■ What you have to do: Pick out the lines below that contain the string "true" and copy them all.

[Raw records]
● ● ●
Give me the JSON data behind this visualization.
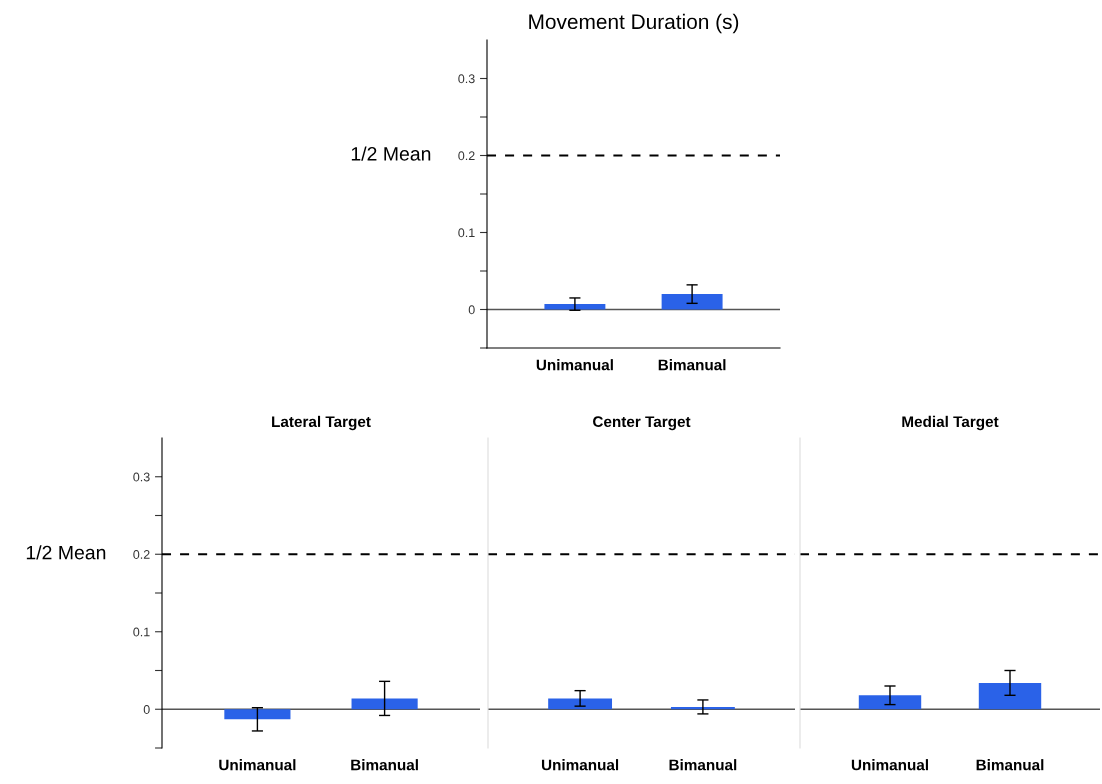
{
  "chart_data": [
    {
      "type": "bar",
      "title": "Movement Duration (s)",
      "categories": [
        "Unimanual",
        "Bimanual"
      ],
      "values": [
        0.007,
        0.02
      ],
      "errors": [
        0.008,
        0.012
      ],
      "color": "#2a62e8",
      "ylim": [
        -0.05,
        0.35
      ],
      "yticks": [
        {
          "value": -0.05,
          "label": null
        },
        0,
        {
          "value": 0.05,
          "label": null
        },
        0.1,
        {
          "value": 0.15,
          "label": null
        },
        0.2,
        {
          "value": 0.25,
          "label": null
        },
        0.3
      ],
      "ref_lines": [
        {
          "axis": "y",
          "value": 0.2,
          "label": "1/2 Mean",
          "line_style": "dashed",
          "color": "#000000"
        }
      ],
      "grid": false
    },
    {
      "type": "bar",
      "title": "Lateral Target",
      "categories": [
        "Unimanual",
        "Bimanual"
      ],
      "values": [
        -0.013,
        0.014
      ],
      "errors": [
        0.015,
        0.022
      ],
      "color": "#2a62e8",
      "ylim": [
        -0.05,
        0.35
      ],
      "yticks": [
        {
          "value": -0.05,
          "label": null
        },
        0,
        {
          "value": 0.05,
          "label": null
        },
        0.1,
        {
          "value": 0.15,
          "label": null
        },
        0.2,
        {
          "value": 0.25,
          "label": null
        },
        0.3
      ],
      "ref_lines": [
        {
          "axis": "y",
          "value": 0.2,
          "label": "1/2 Mean",
          "line_style": "dashed",
          "color": "#000000"
        }
      ],
      "grid": false
    },
    {
      "type": "bar",
      "title": "Center Target",
      "categories": [
        "Unimanual",
        "Bimanual"
      ],
      "values": [
        0.014,
        0.003
      ],
      "errors": [
        0.01,
        0.009
      ],
      "color": "#2a62e8",
      "ylim": [
        -0.05,
        0.35
      ],
      "tick_labels": "x",
      "ref_lines": [
        {
          "axis": "y",
          "value": 0.2,
          "line_style": "dashed",
          "color": "#000000"
        }
      ],
      "grid": false
    },
    {
      "type": "bar",
      "title": "Medial Target",
      "categories": [
        "Unimanual",
        "Bimanual"
      ],
      "values": [
        0.018,
        0.034
      ],
      "errors": [
        0.012,
        0.016
      ],
      "color": "#2a62e8",
      "ylim": [
        -0.05,
        0.35
      ],
      "tick_labels": "x",
      "ref_lines": [
        {
          "axis": "y",
          "value": 0.2,
          "line_style": "dashed",
          "color": "#000000"
        }
      ],
      "grid": false
    }
  ]
}
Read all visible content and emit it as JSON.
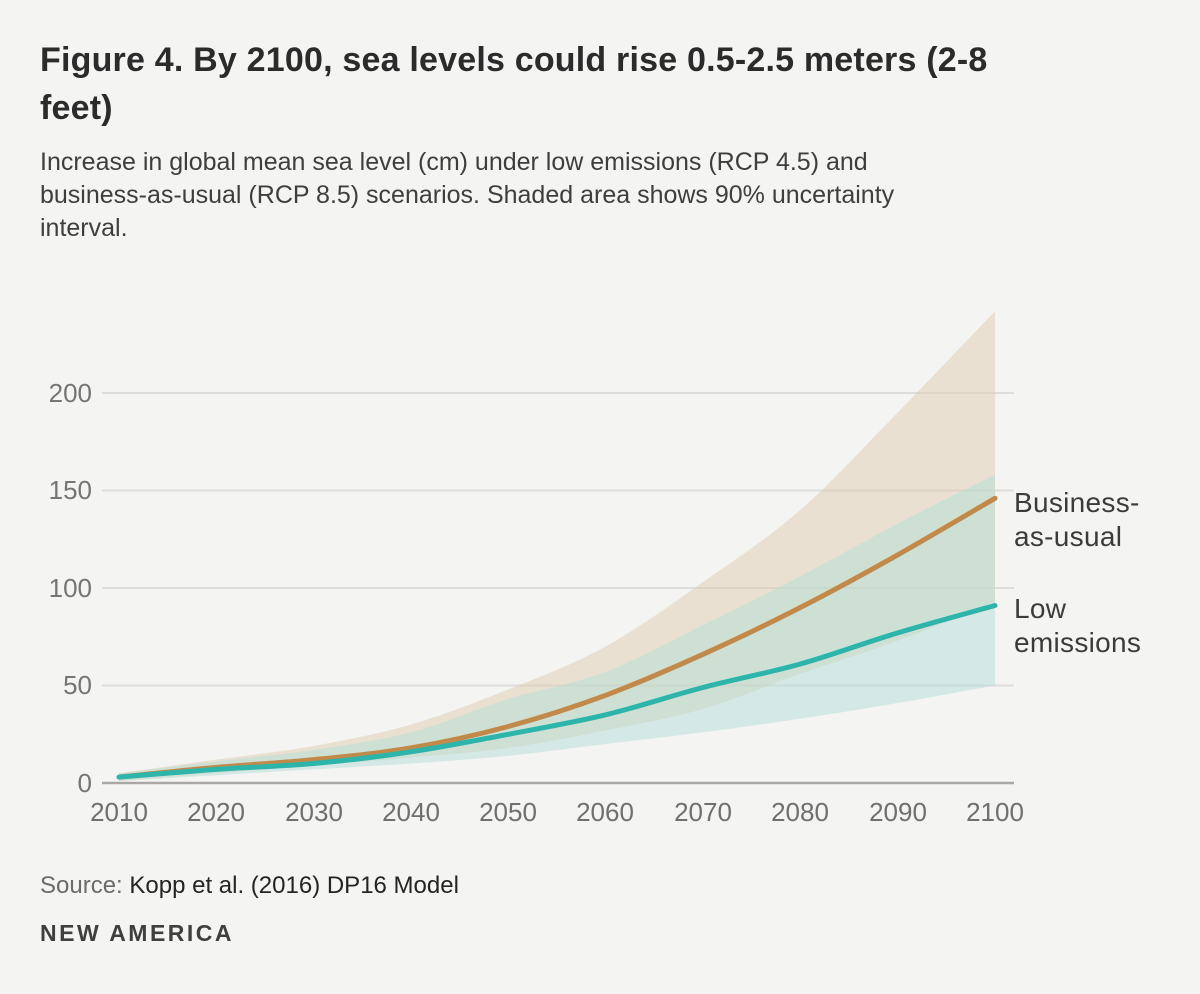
{
  "page": {
    "title_lines": [
      "Figure 4. By 2100, sea levels could rise 0.5-2.5 meters (2-8",
      "feet)"
    ],
    "subtitle_lines": [
      "Increase in global mean sea level (cm) under low emissions (RCP 4.5) and",
      "business-as-usual (RCP 8.5) scenarios. Shaded area shows 90% uncertainty",
      "interval."
    ],
    "source_label": "Source:",
    "source_text": "Kopp et al. (2016) DP16 Model",
    "brand": "NEW AMERICA"
  },
  "colors": {
    "background": "#f4f4f2",
    "gridline": "#dedddb",
    "axis_line": "#a9a8a6",
    "bau_line": "#c28a4a",
    "bau_band": "#decbb0",
    "low_line": "#2db4ab",
    "low_band": "#b3ded8"
  },
  "chart_data": {
    "type": "area",
    "title": "Figure 4. By 2100, sea levels could rise 0.5-2.5 meters (2-8 feet)",
    "subtitle": "Increase in global mean sea level (cm) under low emissions (RCP 4.5) and business-as-usual (RCP 8.5) scenarios. Shaded area shows 90% uncertainty interval.",
    "ylabel": "Increase in global mean sea level (cm)",
    "band_meaning": "90% uncertainty interval",
    "grid": true,
    "legend_position": "right-annotations",
    "xlim": [
      2010,
      2100
    ],
    "ylim": [
      0,
      250
    ],
    "x": [
      2010,
      2020,
      2030,
      2040,
      2050,
      2060,
      2070,
      2080,
      2090,
      2100
    ],
    "x_ticks": [
      "2010",
      "2020",
      "2030",
      "2040",
      "2050",
      "2060",
      "2070",
      "2080",
      "2090",
      "2100"
    ],
    "y_ticks": [
      "0",
      "50",
      "100",
      "150",
      "200"
    ],
    "y_tick_values": [
      0,
      50,
      100,
      150,
      200
    ],
    "series": [
      {
        "name": "Business-as-usual",
        "scenario": "RCP 8.5",
        "color": "#c28a4a",
        "band_color": "#decbb0",
        "values": [
          3,
          8,
          12,
          18,
          29,
          45,
          66,
          90,
          117,
          146
        ],
        "low": [
          1,
          5,
          9,
          13,
          18,
          27,
          38,
          56,
          73,
          93
        ],
        "high": [
          5,
          12,
          19,
          30,
          48,
          70,
          103,
          140,
          190,
          242
        ]
      },
      {
        "name": "Low emissions",
        "scenario": "RCP 4.5",
        "color": "#2db4ab",
        "band_color": "#b3ded8",
        "values": [
          3,
          7,
          10,
          16,
          25,
          35,
          49,
          61,
          77,
          91
        ],
        "low": [
          1,
          4,
          7,
          10,
          14,
          20,
          26,
          33,
          41,
          50
        ],
        "high": [
          5,
          11,
          17,
          26,
          43,
          57,
          81,
          106,
          133,
          158
        ]
      }
    ]
  }
}
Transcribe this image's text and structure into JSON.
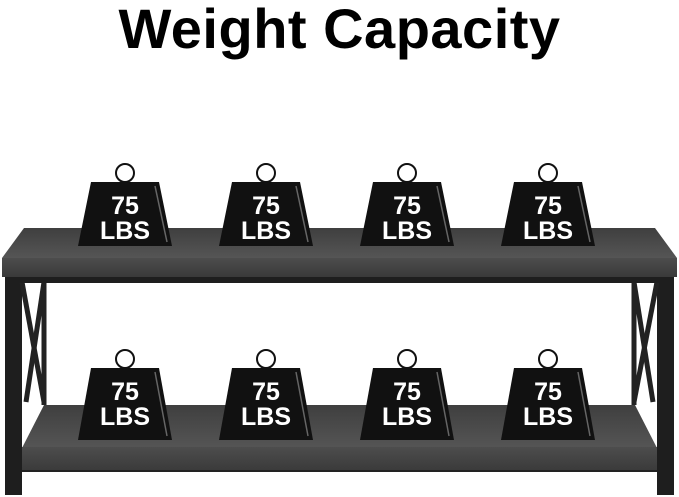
{
  "title": "Weight Capacity",
  "weights": {
    "top_shelf": [
      {
        "value": "75",
        "unit": "LBS"
      },
      {
        "value": "75",
        "unit": "LBS"
      },
      {
        "value": "75",
        "unit": "LBS"
      },
      {
        "value": "75",
        "unit": "LBS"
      }
    ],
    "bottom_shelf": [
      {
        "value": "75",
        "unit": "LBS"
      },
      {
        "value": "75",
        "unit": "LBS"
      },
      {
        "value": "75",
        "unit": "LBS"
      },
      {
        "value": "75",
        "unit": "LBS"
      }
    ]
  },
  "colors": {
    "wood": "#4a4a4a",
    "frame": "#1c1c1c",
    "weight": "#111111",
    "text": "#ffffff"
  }
}
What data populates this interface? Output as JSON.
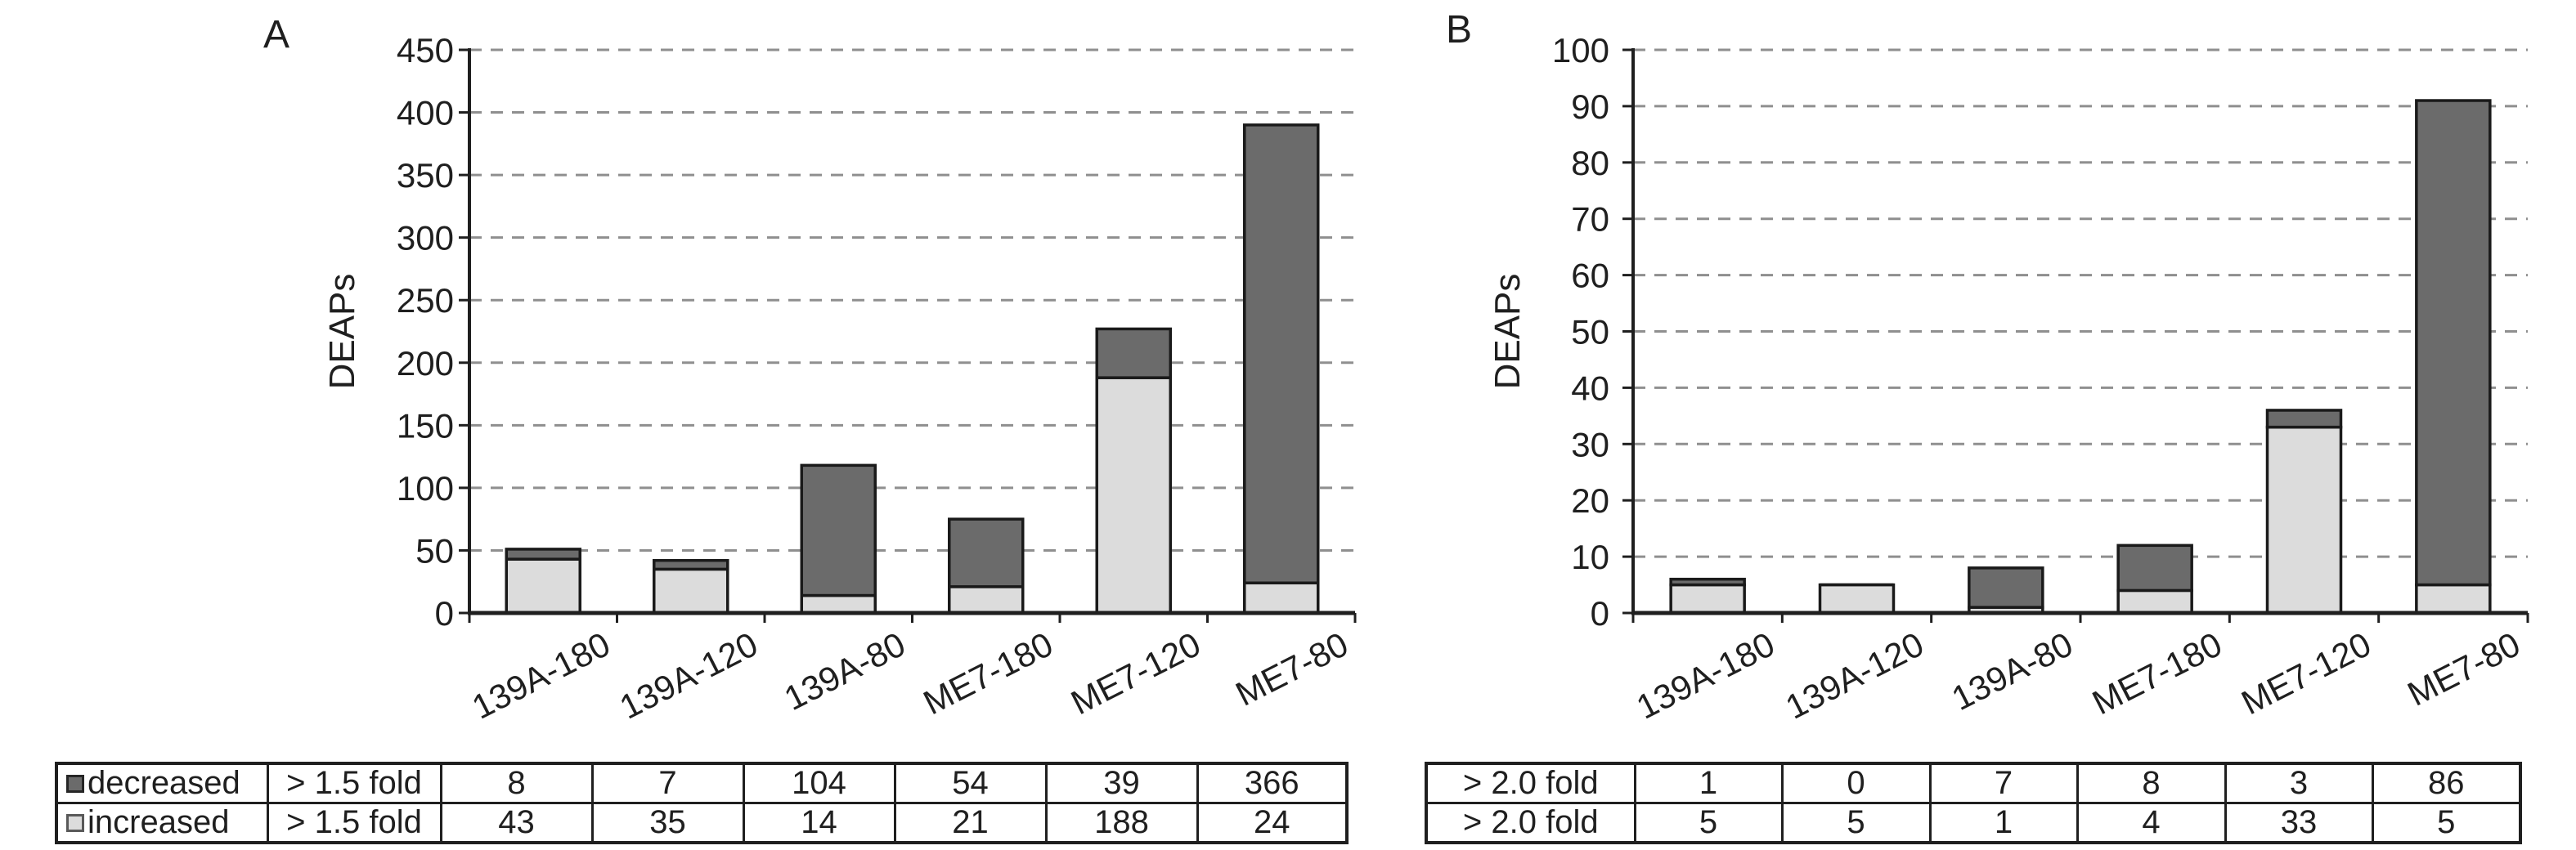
{
  "figure": {
    "background": "#ffffff",
    "text_color": "#1f1f1f",
    "grid_color": "#8f8f8f",
    "bar_outline_color": "#1a1a1a",
    "decreased_color": "#6b6b6b",
    "increased_color": "#dcdcdc"
  },
  "chart_data": [
    {
      "type": "bar",
      "stacked": true,
      "panel_label": "A",
      "ylabel": "DEAPs",
      "categories": [
        "139A-180",
        "139A-120",
        "139A-80",
        "ME7-180",
        "ME7-120",
        "ME7-80"
      ],
      "series": [
        {
          "name": "increased",
          "fold": "> 1.5 fold",
          "color": "#dcdcdc",
          "swatch": "light",
          "values": [
            43,
            35,
            14,
            21,
            188,
            24
          ]
        },
        {
          "name": "decreased",
          "fold": "> 1.5 fold",
          "color": "#6b6b6b",
          "swatch": "dark",
          "values": [
            8,
            7,
            104,
            54,
            39,
            366
          ]
        }
      ],
      "ylim": [
        0,
        450
      ],
      "ytick_step": 50,
      "grid": "dashed-horizontal",
      "legend_position": "table-below",
      "table": {
        "show_legend_column": true,
        "rows": [
          {
            "legend": "decreased",
            "swatch": "dark",
            "fold": "> 1.5 fold",
            "values": [
              8,
              7,
              104,
              54,
              39,
              366
            ]
          },
          {
            "legend": "increased",
            "swatch": "light",
            "fold": "> 1.5 fold",
            "values": [
              43,
              35,
              14,
              21,
              188,
              24
            ]
          }
        ]
      }
    },
    {
      "type": "bar",
      "stacked": true,
      "panel_label": "B",
      "ylabel": "DEAPs",
      "categories": [
        "139A-180",
        "139A-120",
        "139A-80",
        "ME7-180",
        "ME7-120",
        "ME7-80"
      ],
      "series": [
        {
          "name": "increased",
          "fold": "> 2.0 fold",
          "color": "#dcdcdc",
          "swatch": "light",
          "values": [
            5,
            5,
            1,
            4,
            33,
            5
          ]
        },
        {
          "name": "decreased",
          "fold": "> 2.0 fold",
          "color": "#6b6b6b",
          "swatch": "dark",
          "values": [
            1,
            0,
            7,
            8,
            3,
            86
          ]
        }
      ],
      "ylim": [
        0,
        100
      ],
      "ytick_step": 10,
      "grid": "dashed-horizontal",
      "legend_position": "table-below",
      "table": {
        "show_legend_column": false,
        "rows": [
          {
            "fold": "> 2.0 fold",
            "values": [
              1,
              0,
              7,
              8,
              3,
              86
            ]
          },
          {
            "fold": "> 2.0 fold",
            "values": [
              5,
              5,
              1,
              4,
              33,
              5
            ]
          }
        ]
      }
    }
  ]
}
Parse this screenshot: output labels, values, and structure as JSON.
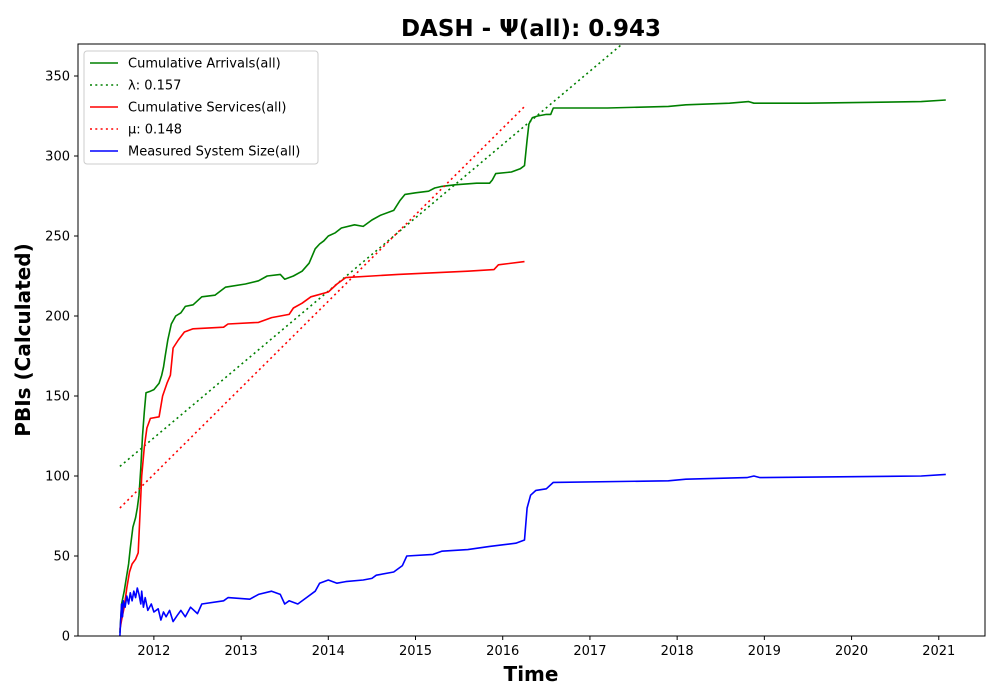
● ● ●
■ Task output:
    "grid": true,
      "stacked": true,
        "show_legend_column": true,
      "stacked": true,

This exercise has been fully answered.